## GOAL OF THE EXERCISE
Find and copy lines holding "this".

## MATERIAL SHOWN
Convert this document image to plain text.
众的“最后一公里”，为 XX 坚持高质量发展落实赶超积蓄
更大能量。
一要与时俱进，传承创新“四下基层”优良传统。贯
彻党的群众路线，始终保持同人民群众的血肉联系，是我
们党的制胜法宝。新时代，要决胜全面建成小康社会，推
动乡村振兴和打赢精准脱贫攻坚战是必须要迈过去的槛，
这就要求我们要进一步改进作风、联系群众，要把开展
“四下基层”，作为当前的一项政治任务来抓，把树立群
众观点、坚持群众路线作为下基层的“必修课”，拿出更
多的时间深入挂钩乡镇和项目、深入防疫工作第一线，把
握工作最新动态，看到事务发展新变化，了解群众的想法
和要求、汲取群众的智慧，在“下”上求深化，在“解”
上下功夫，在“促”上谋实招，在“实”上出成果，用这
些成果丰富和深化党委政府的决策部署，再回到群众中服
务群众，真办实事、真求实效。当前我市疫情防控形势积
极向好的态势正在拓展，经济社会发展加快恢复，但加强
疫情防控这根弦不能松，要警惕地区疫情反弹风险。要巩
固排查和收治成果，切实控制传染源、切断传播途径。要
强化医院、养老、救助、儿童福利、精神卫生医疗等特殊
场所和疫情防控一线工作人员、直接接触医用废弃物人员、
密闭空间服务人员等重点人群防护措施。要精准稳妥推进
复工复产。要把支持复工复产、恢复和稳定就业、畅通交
...
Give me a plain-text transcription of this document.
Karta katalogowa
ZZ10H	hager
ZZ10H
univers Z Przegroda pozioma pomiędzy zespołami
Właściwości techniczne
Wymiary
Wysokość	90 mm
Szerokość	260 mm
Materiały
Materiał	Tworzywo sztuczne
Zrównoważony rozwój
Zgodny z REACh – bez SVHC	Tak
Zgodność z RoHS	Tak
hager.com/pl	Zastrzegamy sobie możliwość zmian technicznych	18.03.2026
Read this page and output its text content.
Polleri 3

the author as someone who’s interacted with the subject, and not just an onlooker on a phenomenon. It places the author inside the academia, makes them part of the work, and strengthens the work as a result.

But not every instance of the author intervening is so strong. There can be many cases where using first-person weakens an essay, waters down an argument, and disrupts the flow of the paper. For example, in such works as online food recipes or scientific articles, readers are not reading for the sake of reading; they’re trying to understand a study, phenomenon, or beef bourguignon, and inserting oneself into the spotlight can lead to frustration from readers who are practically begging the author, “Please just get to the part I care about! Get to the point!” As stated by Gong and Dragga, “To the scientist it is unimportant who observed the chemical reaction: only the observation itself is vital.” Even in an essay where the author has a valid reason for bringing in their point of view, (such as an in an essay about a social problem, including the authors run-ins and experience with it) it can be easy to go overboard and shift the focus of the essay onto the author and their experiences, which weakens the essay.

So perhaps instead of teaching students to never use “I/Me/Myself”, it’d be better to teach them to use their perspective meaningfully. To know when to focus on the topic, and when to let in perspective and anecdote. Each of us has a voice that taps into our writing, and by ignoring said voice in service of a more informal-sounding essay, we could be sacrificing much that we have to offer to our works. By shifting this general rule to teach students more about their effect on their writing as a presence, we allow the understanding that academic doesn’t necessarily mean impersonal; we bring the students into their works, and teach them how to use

## TASK ANSWER
Convert this document image to plain text.
Give me a plain-text transcription of this document.
Read this page and output its text content.
So perhaps instead of teaching students to never use “I/Me/Myself”, it’d be better to teach them to use their perspective meaningfully. To know when to focus on the topic, and when to let in perspective and anecdote. Each of us has a voice that taps into our writing, and by ignoring said voice in service of a more informal-sounding essay, we could be sacrificing much that we have to offer to our works. By shifting this general rule to teach students more about their effect on their writing as a presence, we allow the understanding that academic doesn’t necessarily mean impersonal; we bring the students into their works, and teach them how to use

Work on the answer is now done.